§ **Reading passage**
·····

# Wood transfer advice



## karfeef (1 Mar 2014)

Hi all. Apologies if this is in the wrong section.

I'm going to be making some basic puzzles for my kids using birch ply. The images I want to use are the usual letters, numbers, animals etc.

They already have a couple of similar toys that have the kind of thing I'm looking to achieve, but I'm not sure how to go about getting the images onto the wood.

The one in the picture has all the numbers in what resembles (to me anyway) slide on water transfers, similar to airfix model transfers, which is then lacquered over.

Am I right in thinking this and is it a normal way of getting these type of images onto wood, or is there another way which would take less time?

Cheers

H

Sent from my GT-I9300


----------



## xy mosian (5 Mar 2014)

Hi, 
I was looking forward to seeing answers to this question. As there have been non I'll throw my ramblings in. 

From a production point of view the longest job will be positioning the various elements, however they are made. To get around that the whole of the surface, clock face above, would need applying in one go. This could be achieved by printing from PC. Obviously you would lose the grain of the timber and the edges of the paper would catch and look scruffy very quickly. 

I never used, and have no idea of the price, Vehicle Signs made in Vinyl. These often have transparent grounds and could do the job. Sorry I can't be more help. Let us know how you get on. Better yet do a WIP.
xy


----------



## Brentingby (5 Mar 2014)

For a production piece like that, it is very possible they use a screen print process. Not as easily done at home but it can be.


----------



## karfeef (5 Mar 2014)

Thank you for the reply. I'm interested to know what medium used is to print on to, nothing I've seen for an inkjet is thin enough, as with the example in the picture, there is basically no raised surface.

Sent from my GT-I9300


----------



## xy mosian (5 Mar 2014)

Does this help?

·····

Carry the wood transfer thread further, starting right after its final line. The material that comes next has no connection to the wood transfer thread.

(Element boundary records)
·····

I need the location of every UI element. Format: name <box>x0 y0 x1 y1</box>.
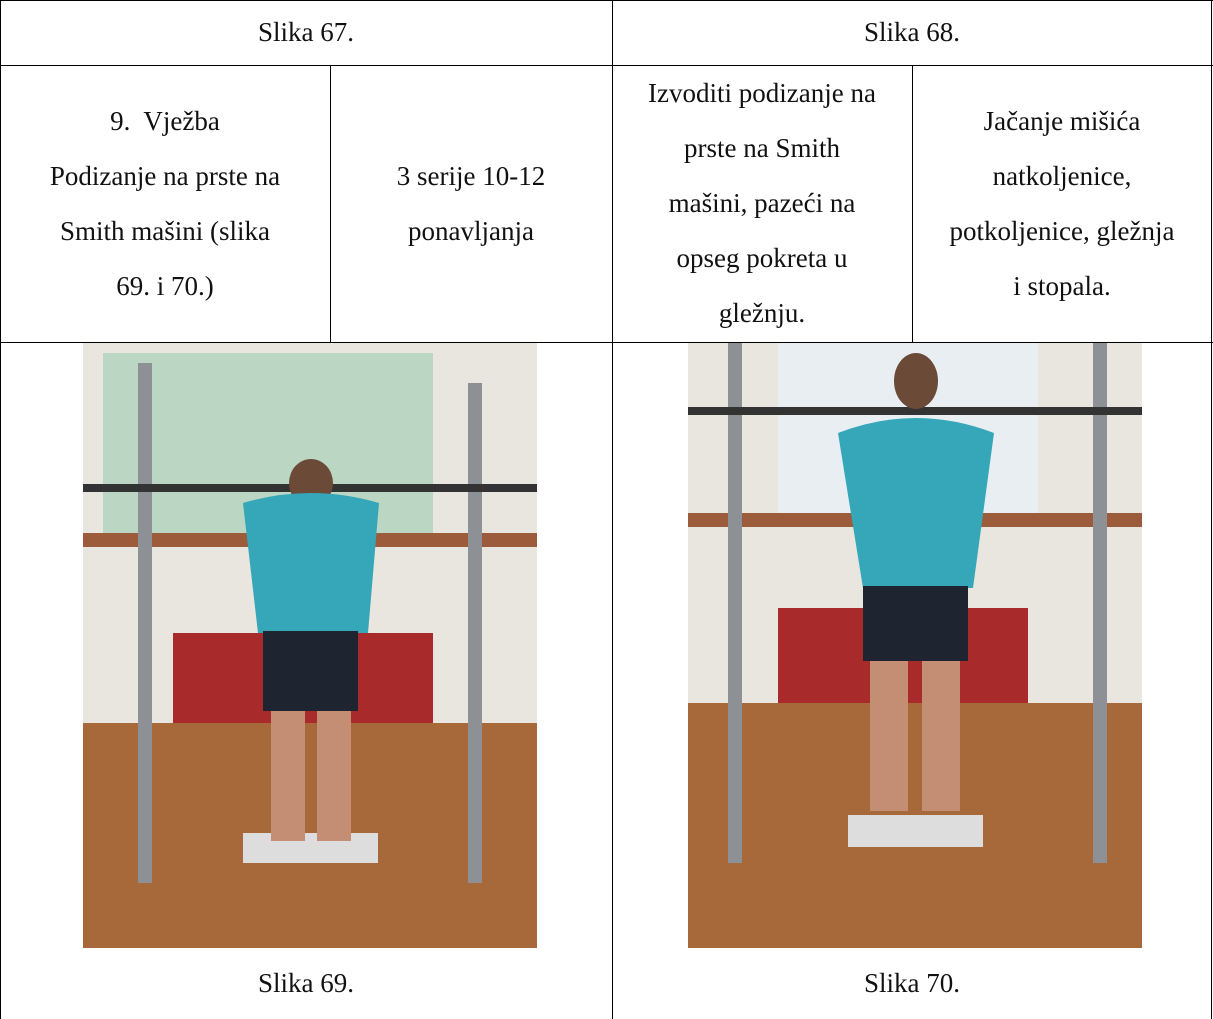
cell: 9. Vježba Podizanje na prste na Smith maši… <box>0 65 330 342</box>
text-line: Slika 67. <box>257 17 354 47</box>
border <box>1211 0 1212 1019</box>
border <box>0 0 1 1019</box>
photo <box>688 343 1142 948</box>
border <box>912 65 913 342</box>
text-line: Slika 69. <box>257 968 354 998</box>
border <box>330 65 331 342</box>
text-line: Slika 70. <box>863 968 960 998</box>
text-line: 3 serije 10-12 <box>396 160 546 191</box>
text-line: Izvoditi podizanje na <box>648 78 876 108</box>
text-line: 69. i 70.) <box>116 270 214 301</box>
cell: Slika 67. <box>0 0 612 65</box>
caption: Slika 69. <box>0 948 612 1019</box>
text-line: potkoljenice, gležnja <box>949 215 1175 246</box>
cell: Izvoditi podizanje na prste na Smith mašin… <box>612 65 912 342</box>
border <box>612 0 613 1019</box>
border <box>0 342 1213 343</box>
text-line: Smith mašini (slika <box>59 215 270 246</box>
text-line: Podizanje na prste na <box>49 160 281 191</box>
cell: Slika 68. <box>612 0 1212 65</box>
photo <box>83 343 537 948</box>
cell: Jačanje mišića natkoljenice, potkoljenice,… <box>912 65 1212 342</box>
border <box>0 65 1213 66</box>
cell: 3 serije 10-12 ponavljanja <box>330 65 612 342</box>
text-line: mašini, pazeći na <box>668 188 856 218</box>
text-line: Slika 68. <box>863 17 960 47</box>
text-line: ponavljanja <box>408 215 534 246</box>
text-line: Jačanje mišića <box>983 105 1141 136</box>
text-line: i stopala. <box>1013 270 1111 301</box>
text-line: 9. Vježba <box>110 105 220 136</box>
text-line: opseg pokreta u <box>676 243 848 273</box>
text-line: prste na Smith <box>684 133 840 163</box>
text-line: natkoljenice, <box>992 160 1132 191</box>
caption: Slika 70. <box>612 948 1212 1019</box>
text-line: gležnju. <box>718 298 806 328</box>
border <box>0 0 1213 1</box>
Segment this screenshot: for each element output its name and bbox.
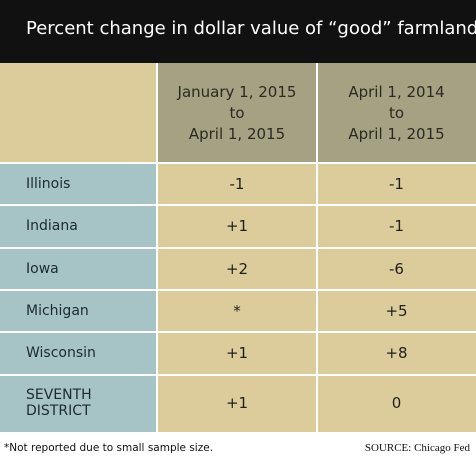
row-divider (0, 204, 476, 207)
header-corner (0, 63, 157, 163)
row-label: Indiana (0, 205, 157, 248)
table-cell: +5 (317, 289, 476, 333)
row-label: SEVENTH DISTRICT (0, 374, 157, 432)
row-label-text: Wisconsin (26, 345, 96, 361)
row-label: Iowa (0, 247, 157, 290)
row-divider (0, 162, 476, 164)
row-label-text: Illinois (26, 176, 70, 192)
row-label-line: Illinois (26, 176, 71, 193)
row-label-line: Iowa (26, 260, 59, 277)
table-cell: +2 (157, 247, 317, 290)
table-cell: +1 (157, 205, 317, 248)
column-header: April 1, 2014 to April 1, 2015 (317, 63, 476, 163)
row-label-line: Wisconsin (26, 345, 96, 362)
column-header-line: April 1, 2014 (348, 82, 445, 101)
table-cell: -6 (317, 247, 476, 290)
row-label-line: Indiana (26, 218, 78, 235)
table-cell: +1 (157, 374, 317, 432)
row-divider (0, 331, 476, 334)
row-label-text: Indiana (26, 218, 78, 234)
row-label-text: Iowa (26, 261, 59, 277)
row-label-text: SEVENTH DISTRICT (26, 387, 92, 419)
table-title: Percent change in dollar value of “good”… (0, 0, 476, 63)
row-label: Illinois (0, 163, 157, 206)
farmland-value-table: January 1, 2015 to April 1, 2015 April 1, 2… (0, 63, 476, 437)
column-header-line: April 1, 2015 (188, 124, 286, 143)
row-label-text: Michigan (26, 303, 89, 319)
row-divider (0, 246, 476, 249)
column-header-line: to (229, 103, 245, 122)
column-header-line: January 1, 2015 (177, 82, 297, 101)
row-label-line: DISTRICT (26, 403, 91, 419)
row-label-line: Michigan (26, 303, 89, 320)
column-header: January 1, 2015 to April 1, 2015 (157, 63, 317, 163)
column-divider (316, 63, 318, 432)
table-cell: -1 (317, 163, 476, 206)
table-cell: * (157, 289, 317, 333)
row-label: Wisconsin (0, 332, 157, 375)
row-label-line: SEVENTH (26, 387, 92, 403)
row-divider (0, 373, 476, 376)
table-cell: +8 (317, 332, 476, 375)
footnote: *Not reported due to small sample size. (4, 442, 214, 454)
row-divider (0, 288, 476, 291)
column-header-text: April 1, 2014 to April 1, 2015 (348, 82, 444, 145)
row-label: Michigan (0, 289, 157, 333)
table-cell: -1 (157, 163, 317, 206)
table-cell: 0 (317, 374, 476, 432)
table-cell: -1 (317, 205, 476, 248)
column-divider (156, 63, 158, 432)
table-cell: +1 (157, 332, 317, 375)
column-header-line: April 1, 2015 (348, 124, 445, 143)
column-header-line: to (388, 103, 405, 122)
column-header-text: January 1, 2015 to April 1, 2015 (178, 82, 297, 145)
source-note: SOURCE: Chicago Fed (364, 442, 470, 454)
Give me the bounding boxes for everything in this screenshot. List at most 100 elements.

·····

§ **Result**
http://petapixel.com/2013/02/27/how-to- ... onto-wood/
xy


----------



## Lons (5 Mar 2014)

karfeef":ivgkt69p said:


> Thank you for the reply. I'm interested to know what medium used is to print on to, nothing I've seen for an inkjet is thin enough, as with the example in the picture, there is basically no raised surface.
> 
> Sent from my GT-I9300




Hi
I haven't used it but you can buy waterslide paper off ebay or the web. I'm looking at the process for a different project.
http://cgi.ebay.co.uk/ws/eBayISAPI.dll? ... 1038801443

Bob


----------



## karfeef (6 Mar 2014)

That looks good for photo stuff, much better than spending hours rubbing off paper 

Sent from my GT-I9300


----------



## karfeef (6 Mar 2014)

Lons":w2j15mz1 said:


> Hi
> I haven't used it but you can buy waterslide paper off ebay or the web. I'm looking at the process for a different project.
> http://cgi.ebay.co.uk/ws/eBayISAPI.dll? ... 1038801443
> 
> Bob



I didn't know waterside transfer existed for inkjet. Shows how hard I searched lol.

Thanks mate

Sent from my GT-I9300


----------



## loftyhermes (6 Mar 2014)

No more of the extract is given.